#### Aim of the exercise:
Copy all of the material exactly. Pictures are not to appear in the copy.

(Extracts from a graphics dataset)

○ ○ ○ ○ ○ ○ ○

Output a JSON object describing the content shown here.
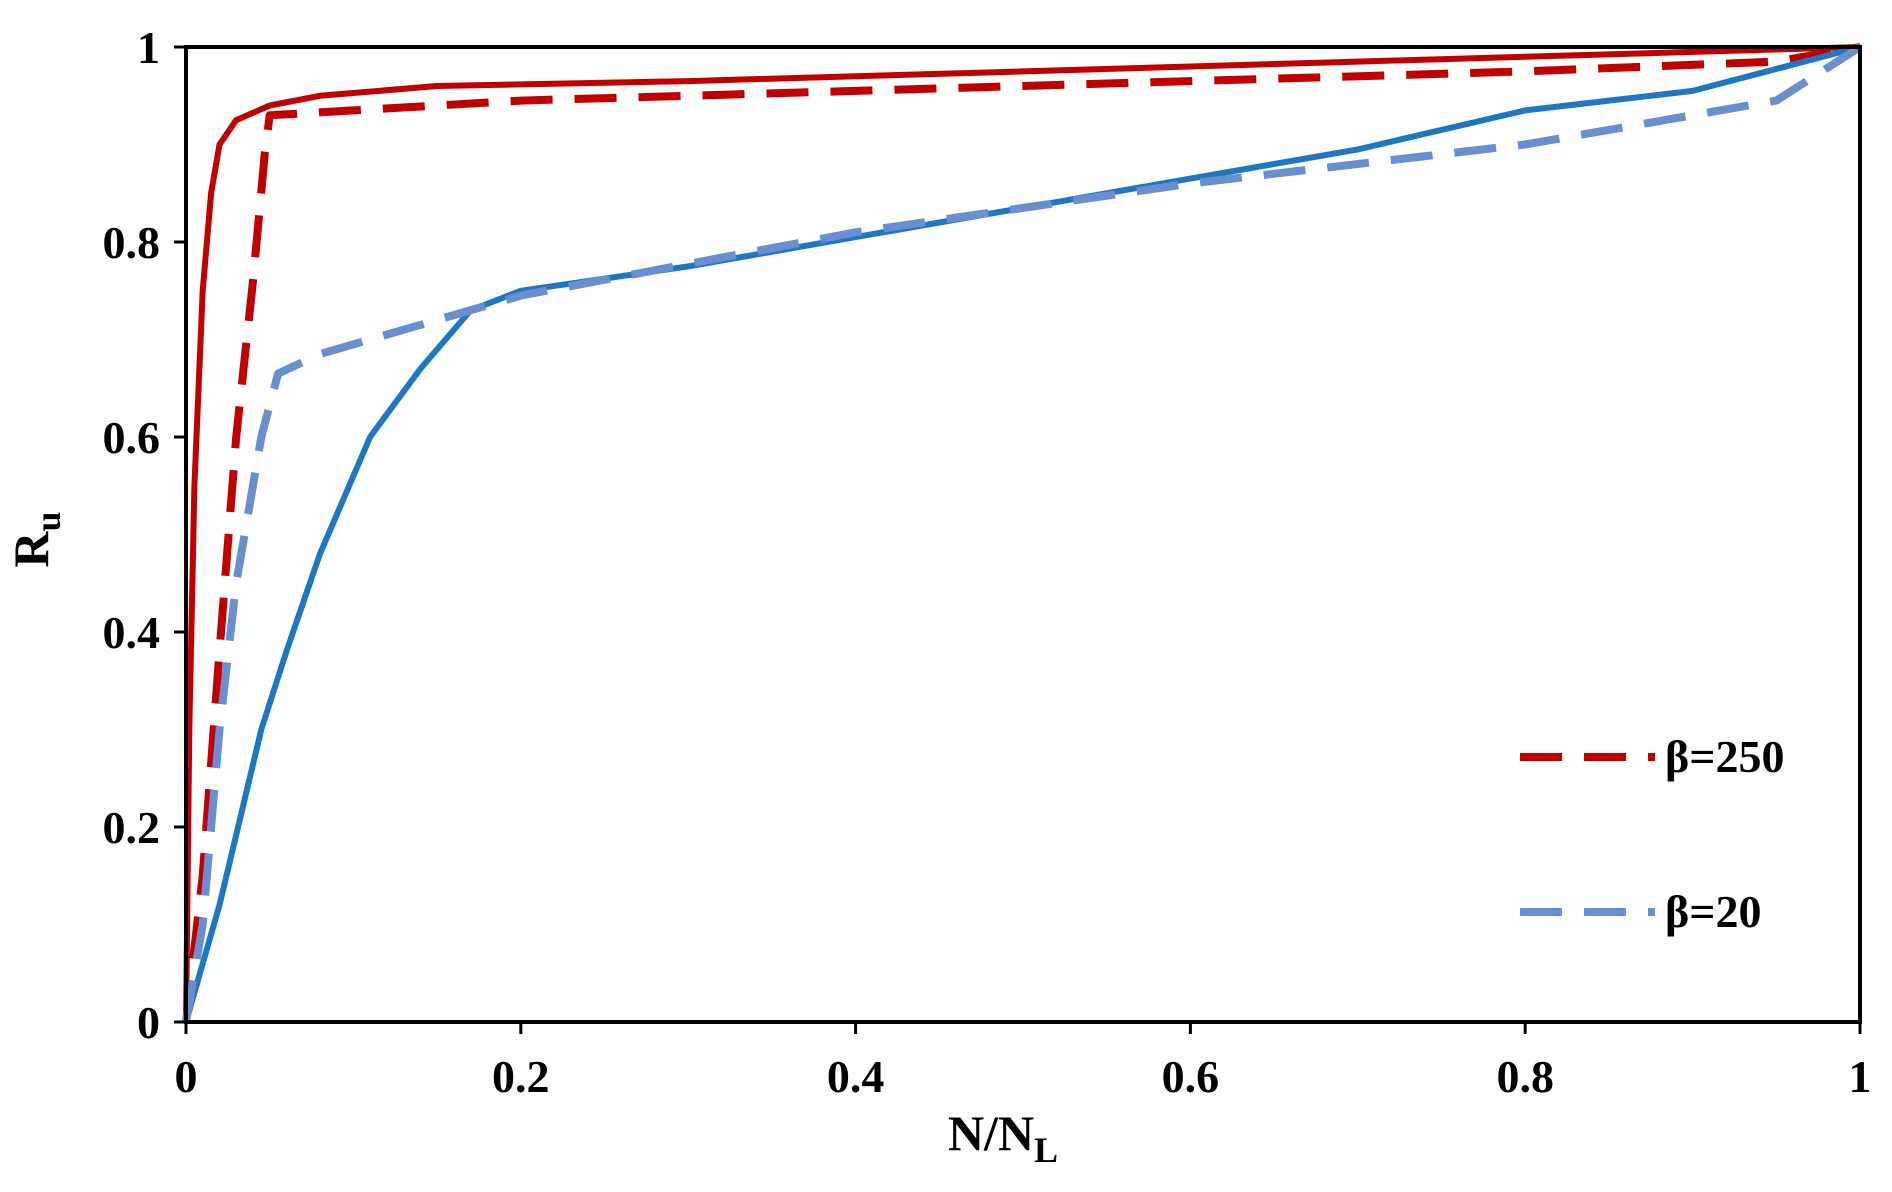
{
  "chart_data": {
    "type": "line",
    "xlabel": "N/NL",
    "xlabel_main": "N/N",
    "xlabel_sub": "L",
    "ylabel": "Ru",
    "ylabel_main": "R",
    "ylabel_sub": "u",
    "xlim": [
      0,
      1
    ],
    "ylim": [
      0,
      1
    ],
    "x_ticks": [
      0,
      0.2,
      0.4,
      0.6,
      0.8,
      1
    ],
    "x_tick_labels": [
      "0",
      "0.2",
      "0.4",
      "0.6",
      "0.8",
      "1"
    ],
    "y_ticks": [
      0,
      0.2,
      0.4,
      0.6,
      0.8,
      1
    ],
    "y_tick_labels": [
      "0",
      "0.2",
      "0.4",
      "0.6",
      "0.8",
      "1"
    ],
    "grid": false,
    "legend_position": "lower-right",
    "series": [
      {
        "id": "red-solid",
        "color": "#c00000",
        "dash": "solid",
        "points": [
          [
            0,
            0
          ],
          [
            0.002,
            0.3
          ],
          [
            0.005,
            0.55
          ],
          [
            0.01,
            0.75
          ],
          [
            0.015,
            0.85
          ],
          [
            0.02,
            0.9
          ],
          [
            0.03,
            0.925
          ],
          [
            0.05,
            0.94
          ],
          [
            0.08,
            0.95
          ],
          [
            0.15,
            0.96
          ],
          [
            0.3,
            0.965
          ],
          [
            0.5,
            0.975
          ],
          [
            0.7,
            0.985
          ],
          [
            0.9,
            0.995
          ],
          [
            1,
            1
          ]
        ]
      },
      {
        "id": "red-dashed",
        "name": "β=250",
        "color": "#c00000",
        "dash": "dashed",
        "points": [
          [
            0,
            0
          ],
          [
            0.01,
            0.15
          ],
          [
            0.02,
            0.38
          ],
          [
            0.03,
            0.6
          ],
          [
            0.04,
            0.76
          ],
          [
            0.047,
            0.89
          ],
          [
            0.05,
            0.93
          ],
          [
            0.1,
            0.935
          ],
          [
            0.2,
            0.945
          ],
          [
            0.4,
            0.955
          ],
          [
            0.6,
            0.965
          ],
          [
            0.8,
            0.975
          ],
          [
            0.95,
            0.985
          ],
          [
            1,
            1
          ]
        ]
      },
      {
        "id": "blue-solid",
        "color": "#1f77c4",
        "dash": "solid",
        "points": [
          [
            0,
            0
          ],
          [
            0.02,
            0.12
          ],
          [
            0.045,
            0.3
          ],
          [
            0.06,
            0.38
          ],
          [
            0.08,
            0.48
          ],
          [
            0.11,
            0.6
          ],
          [
            0.14,
            0.67
          ],
          [
            0.17,
            0.73
          ],
          [
            0.2,
            0.75
          ],
          [
            0.3,
            0.775
          ],
          [
            0.4,
            0.805
          ],
          [
            0.5,
            0.835
          ],
          [
            0.6,
            0.865
          ],
          [
            0.7,
            0.895
          ],
          [
            0.8,
            0.935
          ],
          [
            0.9,
            0.955
          ],
          [
            1,
            1
          ]
        ]
      },
      {
        "id": "blue-dashed",
        "name": "β=20",
        "color": "#6a8fd0",
        "dash": "dashed",
        "points": [
          [
            0,
            0
          ],
          [
            0.01,
            0.1
          ],
          [
            0.02,
            0.3
          ],
          [
            0.03,
            0.45
          ],
          [
            0.045,
            0.6
          ],
          [
            0.055,
            0.665
          ],
          [
            0.08,
            0.685
          ],
          [
            0.15,
            0.72
          ],
          [
            0.2,
            0.745
          ],
          [
            0.4,
            0.81
          ],
          [
            0.6,
            0.86
          ],
          [
            0.8,
            0.9
          ],
          [
            0.95,
            0.945
          ],
          [
            1,
            1
          ]
        ]
      }
    ]
  }
}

○ ○ ○ ○ ○ ○ ○

#### Solution to this task:
Output a JSON object describing the content shown here.
{
  "chart_data": {
    "type": "line",
    "xlabel": "N/NL",
    "xlabel_main": "N/N",
    "xlabel_sub": "L",
    "ylabel": "Ru",
    "ylabel_main": "R",
    "ylabel_sub": "u",
    "xlim": [
      0,
      1
    ],
    "ylim": [
      0,
      1
    ],
    "x_ticks": [
      0,
      0.2,
      0.4,
      0.6,
      0.8,
      1
    ],
    "x_tick_labels": [
      "0",
      "0.2",
      "0.4",
      "0.6",
      "0.8",
      "1"
    ],
    "y_ticks": [
      0,
      0.2,
      0.4,
      0.6,
      0.8,
      1
    ],
    "y_tick_labels": [
      "0",
      "0.2",
      "0.4",
      "0.6",
      "0.8",
      "1"
    ],
    "grid": false,
    "legend_position": "lower-right",
    "series": [
      {
        "id": "red-solid",
        "color": "#c00000",
        "dash": "solid",
        "points": [
          [
            0,
            0
          ],
          [
            0.002,
            0.3
          ],
          [
            0.005,
            0.55
          ],
          [
            0.01,
            0.75
          ],
          [
            0.015,
            0.85
          ],
          [
            0.02,
            0.9
          ],
          [
            0.03,
            0.925
          ],
          [
            0.05,
            0.94
          ],
          [
            0.08,
            0.95
          ],
          [
            0.15,
            0.96
          ],
          [
            0.3,
            0.965
          ],
          [
            0.5,
            0.975
          ],
          [
            0.7,
            0.985
          ],
          [
            0.9,
            0.995
          ],
          [
            1,
            1
          ]
        ]
      },
      {
        "id": "red-dashed",
        "name": "β=250",
        "color": "#c00000",
        "dash": "dashed",
        "points": [
          [
            0,
            0
          ],
          [
            0.01,
            0.15
          ],
          [
            0.02,
            0.38
          ],
          [
            0.03,
            0.6
          ],
          [
            0.04,
            0.76
          ],
          [
            0.047,
            0.89
          ],
          [
            0.05,
            0.93
          ],
          [
            0.1,
            0.935
          ],
          [
            0.2,
            0.945
          ],
          [
            0.4,
            0.955
          ],
          [
            0.6,
            0.965
          ],
          [
            0.8,
            0.975
          ],
          [
            0.95,
            0.985
          ],
          [
            1,
            1
          ]
        ]
      },
      {
        "id": "blue-solid",
        "color": "#1f77c4",
        "dash": "solid",
        "points": [
          [
            0,
            0
          ],
          [
            0.02,
            0.12
          ],
          [
            0.045,
            0.3
          ],
          [
            0.06,
            0.38
          ],
          [
            0.08,
            0.48
          ],
          [
            0.11,
            0.6
          ],
          [
            0.14,
            0.67
          ],
          [
            0.17,
            0.73
          ],
          [
            0.2,
            0.75
          ],
          [
            0.3,
            0.775
          ],
          [
            0.4,
            0.805
          ],
          [
            0.5,
            0.835
          ],
          [
            0.6,
            0.865
          ],
          [
            0.7,
            0.895
          ],
          [
            0.8,
            0.935
          ],
          [
            0.9,
            0.955
          ],
          [
            1,
            1
          ]
        ]
      },
      {
        "id": "blue-dashed",
        "name": "β=20",
        "color": "#6a8fd0",
        "dash": "dashed",
        "points": [
          [
            0,
            0
          ],
          [
            0.01,
            0.1
          ],
          [
            0.02,
            0.3
          ],
          [
            0.03,
            0.45
          ],
          [
            0.045,
            0.6
          ],
          [
            0.055,
            0.665
          ],
          [
            0.08,
            0.685
          ],
          [
            0.15,
            0.72
          ],
          [
            0.2,
            0.745
          ],
          [
            0.4,
            0.81
          ],
          [
            0.6,
            0.86
          ],
          [
            0.8,
            0.9
          ],
          [
            0.95,
            0.945
          ],
          [
            1,
            1
          ]
        ]
      }
    ]
  }
}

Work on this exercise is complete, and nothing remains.